EXERCISE REQUIREMENTS
Return all of the entries exactly, with nothing added or left out.

————————

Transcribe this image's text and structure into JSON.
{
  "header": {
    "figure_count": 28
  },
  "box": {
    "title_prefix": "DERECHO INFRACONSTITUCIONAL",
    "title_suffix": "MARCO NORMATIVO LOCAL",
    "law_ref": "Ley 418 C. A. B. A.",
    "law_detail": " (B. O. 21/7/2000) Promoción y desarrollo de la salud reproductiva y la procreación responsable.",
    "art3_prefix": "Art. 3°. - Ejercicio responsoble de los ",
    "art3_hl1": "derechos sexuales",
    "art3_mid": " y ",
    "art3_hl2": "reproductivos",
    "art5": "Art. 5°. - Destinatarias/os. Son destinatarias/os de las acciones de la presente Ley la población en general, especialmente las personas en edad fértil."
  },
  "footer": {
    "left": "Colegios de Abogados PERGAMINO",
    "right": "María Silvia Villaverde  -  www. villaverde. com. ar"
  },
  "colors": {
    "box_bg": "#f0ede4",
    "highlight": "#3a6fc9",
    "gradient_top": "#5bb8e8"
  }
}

————————

IN RESPONSE
Transcribe this image's text and structure into JSON.
{
  "header": {
    "figure_count": 28
  },
  "box": {
    "title_prefix": "DERECHO INFRACONSTITUCIONAL",
    "title_suffix": "MARCO NORMATIVO LOCAL",
    "law_ref": "Ley 418 C. A. B. A.",
    "law_detail": " (B. O. 21/7/2000) Promoción y desarrollo de la salud reproductiva y la procreación responsable.",
    "art3_prefix": "Art. 3°. - Ejercicio responsoble de los ",
    "art3_hl1": "derechos sexuales",
    "art3_mid": " y ",
    "art3_hl2": "reproductivos",
    "art5": "Art. 5°. - Destinatarias/os. Son destinatarias/os de las acciones de la presente Ley la población en general, especialmente las personas en edad fértil."
  },
  "footer": {
    "left": "Colegios de Abogados PERGAMINO",
    "right": "María Silvia Villaverde  -  www. villaverde. com. ar"
  },
  "colors": {
    "box_bg": "#f0ede4",
    "highlight": "#3a6fc9",
    "gradient_top": "#5bb8e8"
  }
}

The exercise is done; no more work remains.